** BEGIN Raw records **
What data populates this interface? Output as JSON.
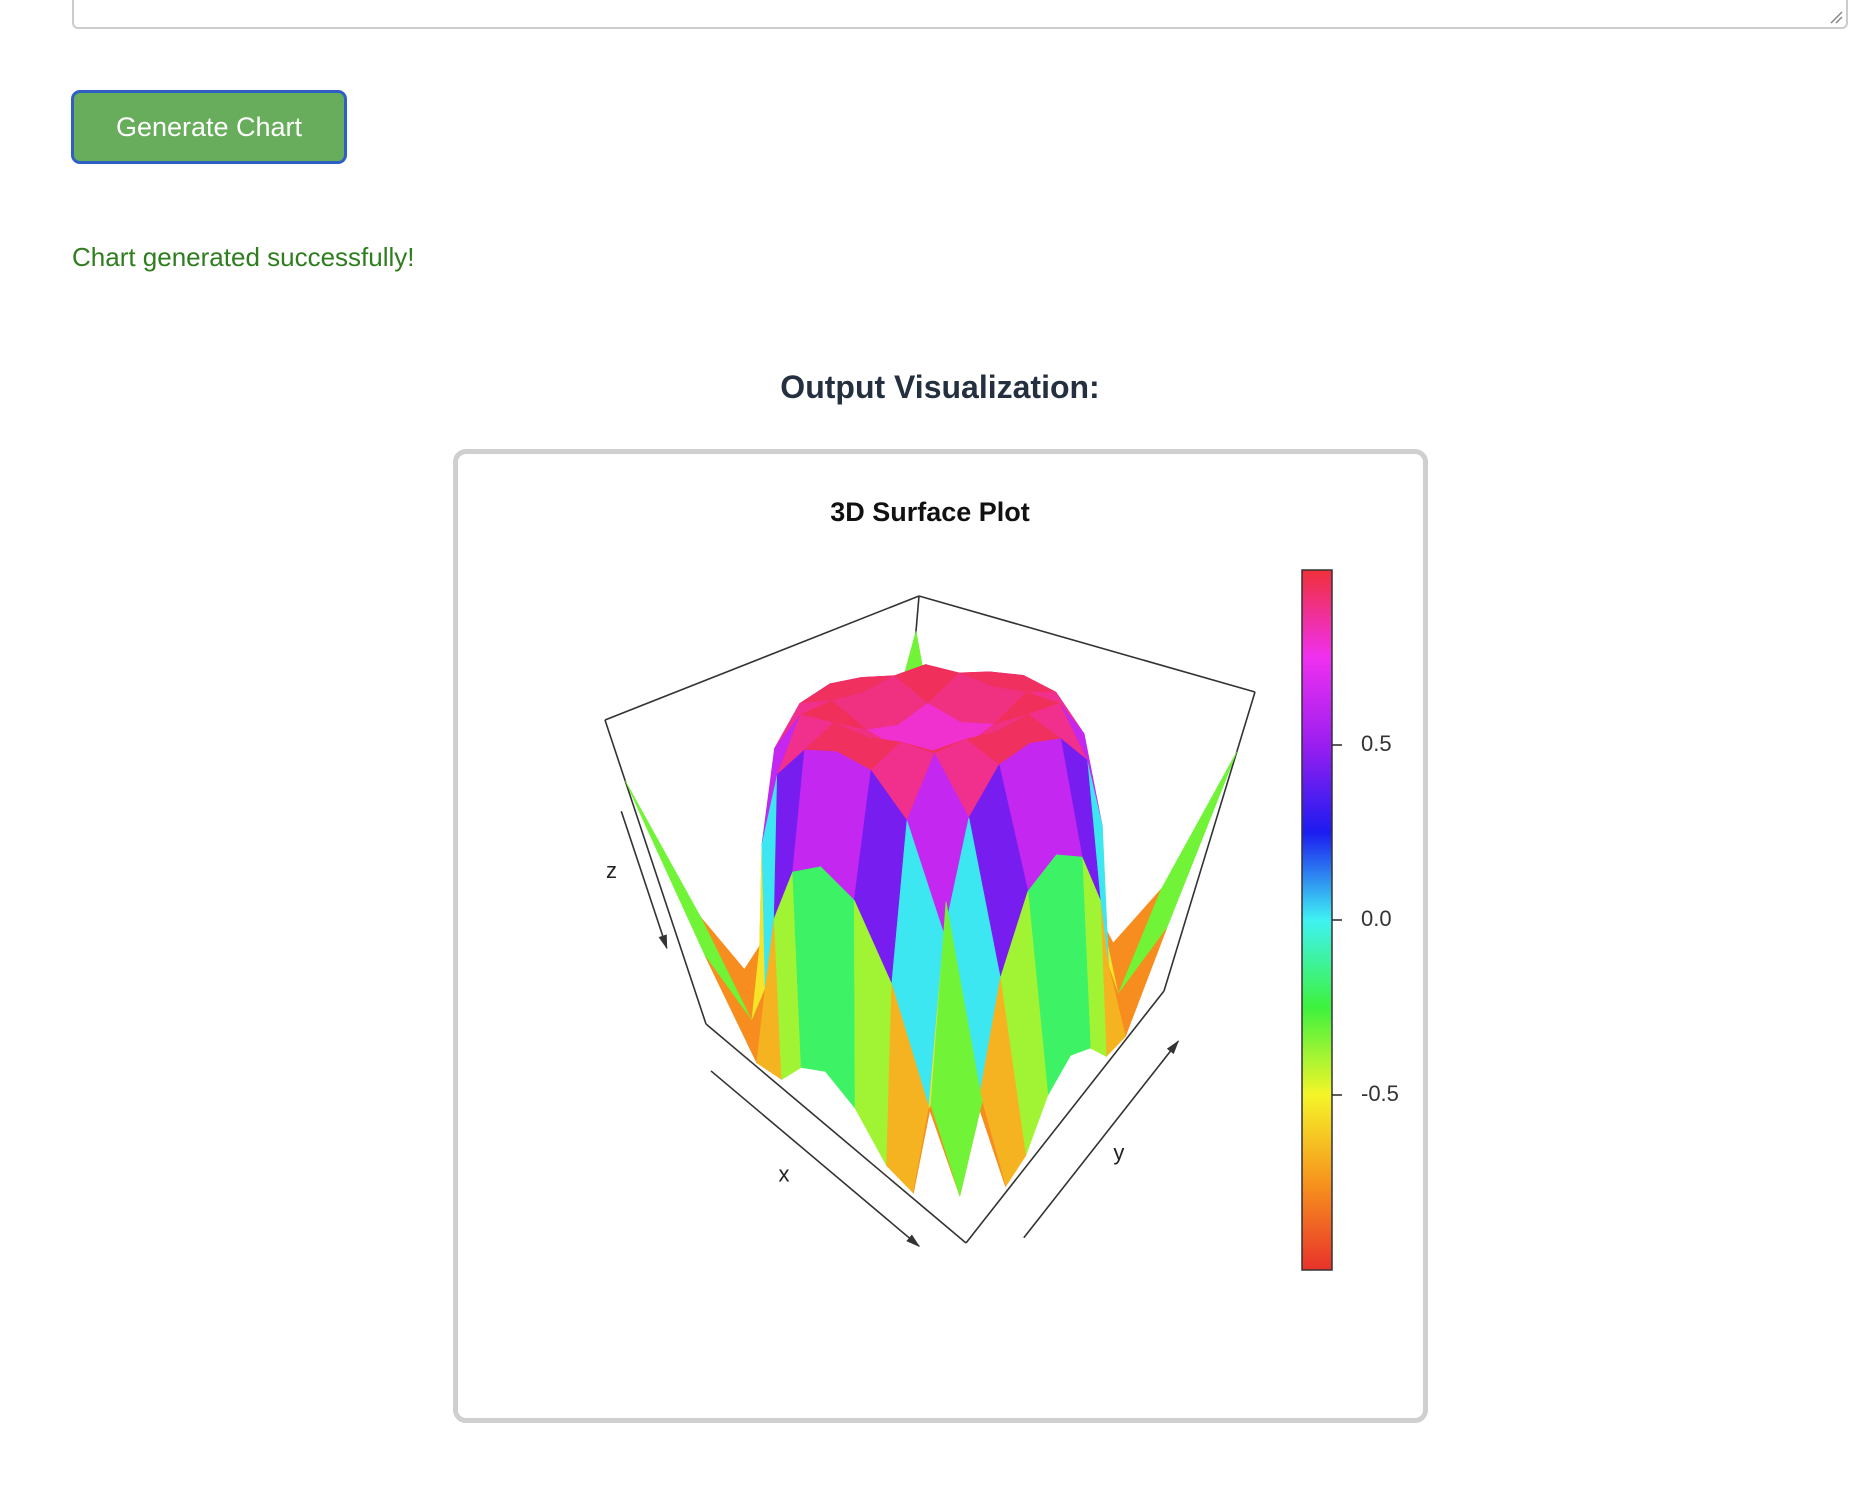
{
  "form": {
    "button": "Generate Chart",
    "status": "Chart generated successfully!"
  },
  "output": {
    "heading": "Output Visualization:"
  },
  "chart_data": {
    "type": "surface",
    "title": "3D Surface Plot",
    "xlabel": "x",
    "ylabel": "y",
    "zlabel": "z",
    "x": [
      -1.75,
      -1.4,
      -1.05,
      -0.7,
      -0.35,
      0,
      0.35,
      0.7,
      1.05,
      1.4,
      1.75
    ],
    "y": [
      -1.75,
      -1.4,
      -1.05,
      -0.7,
      -0.35,
      0,
      0.35,
      0.7,
      1.05,
      1.4,
      1.75
    ],
    "xlim": [
      -1.75,
      1.75
    ],
    "ylim": [
      -1.75,
      1.75
    ],
    "z": [
      [
        0.6,
        -0.44,
        -0.97,
        -0.94,
        -0.75,
        -0.66,
        -0.75,
        -0.94,
        -0.97,
        -0.44,
        0.6
      ],
      [
        -0.44,
        -1.0,
        -0.66,
        -0.11,
        0.26,
        0.37,
        0.26,
        -0.11,
        -0.66,
        -1.0,
        -0.44
      ],
      [
        -0.97,
        -0.66,
        0.14,
        0.68,
        0.9,
        0.95,
        0.9,
        0.68,
        0.14,
        -0.66,
        -0.97
      ],
      [
        -0.94,
        -0.11,
        0.68,
        0.98,
        0.99,
        0.96,
        0.99,
        0.98,
        0.68,
        -0.11,
        -0.94
      ],
      [
        -0.75,
        0.26,
        0.9,
        0.99,
        0.86,
        0.8,
        0.86,
        0.99,
        0.9,
        0.26,
        -0.75
      ],
      [
        -0.66,
        0.37,
        0.95,
        0.96,
        0.8,
        0.72,
        0.8,
        0.96,
        0.95,
        0.37,
        -0.66
      ],
      [
        -0.75,
        0.26,
        0.9,
        0.99,
        0.86,
        0.8,
        0.86,
        0.99,
        0.9,
        0.26,
        -0.75
      ],
      [
        -0.94,
        -0.11,
        0.68,
        0.98,
        0.99,
        0.96,
        0.99,
        0.98,
        0.68,
        -0.11,
        -0.94
      ],
      [
        -0.97,
        -0.66,
        0.14,
        0.68,
        0.9,
        0.95,
        0.9,
        0.68,
        0.14,
        -0.66,
        -0.97
      ],
      [
        -0.44,
        -1.0,
        -0.66,
        -0.11,
        0.26,
        0.37,
        0.26,
        -0.11,
        -0.66,
        -1.0,
        -0.44
      ],
      [
        0.6,
        -0.44,
        -0.97,
        -0.94,
        -0.75,
        -0.66,
        -0.75,
        -0.94,
        -0.97,
        -0.44,
        0.6
      ]
    ],
    "zlim": [
      -1,
      1
    ],
    "zticks": [
      -0.5,
      {
        "value": 0,
        "label": "0.0"
      },
      0.5
    ],
    "colorscale": [
      "#e8322a",
      "#f7941d",
      "#f5f529",
      "#3ef23e",
      "#3ff2f2",
      "#1c1cf0",
      "#9a1ef0",
      "#f030f0",
      "#f0303a"
    ]
  }
}
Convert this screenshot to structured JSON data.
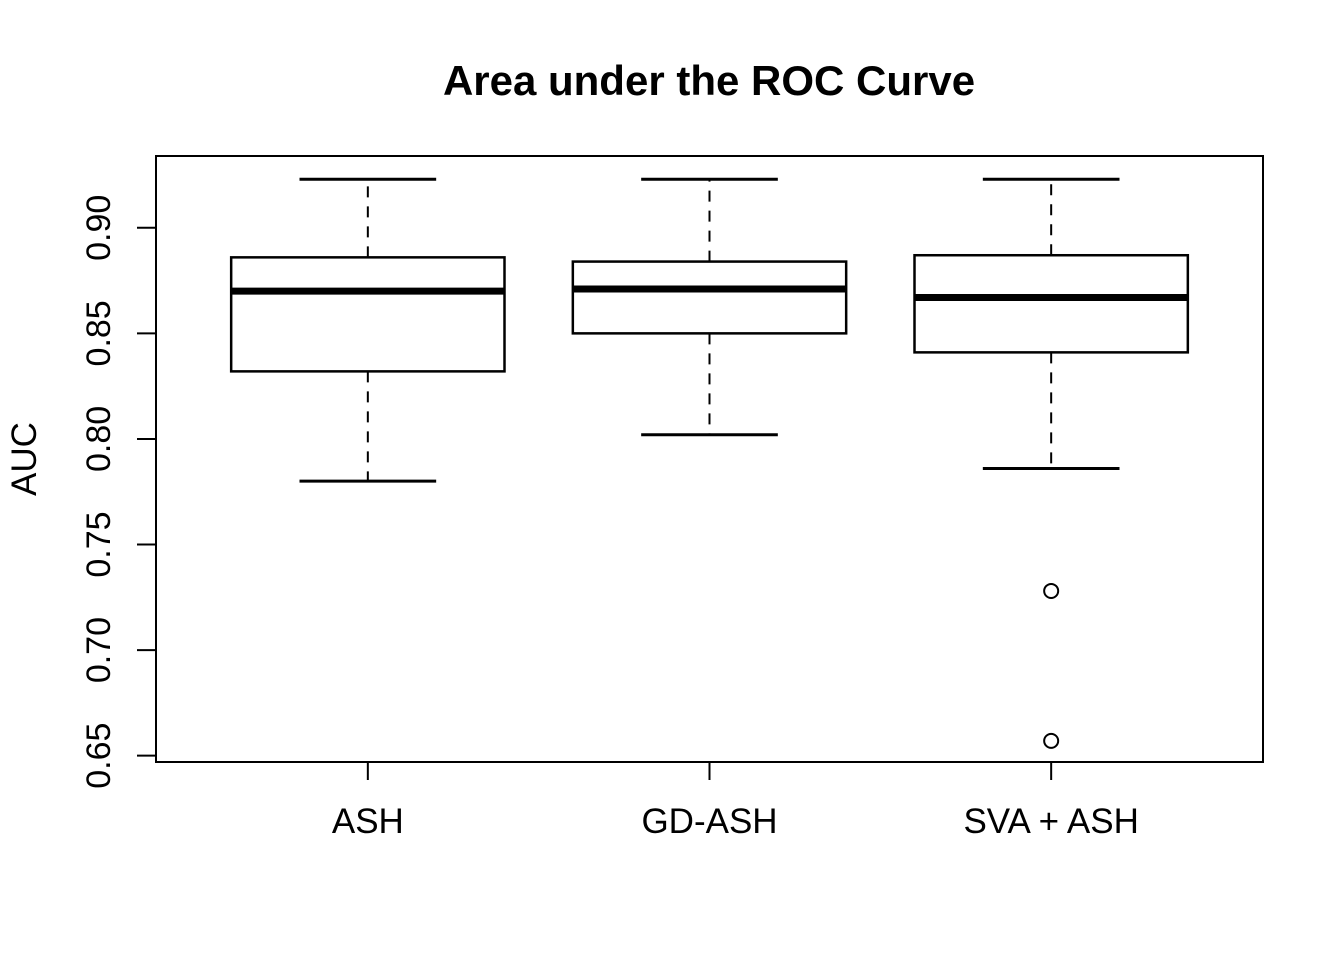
** END Raw records **
Problem description:
Return the lines of the records that include the string "JSON".

Reply to the task:
What data populates this interface? Output as JSON.
Convert this screenshot to structured JSON data.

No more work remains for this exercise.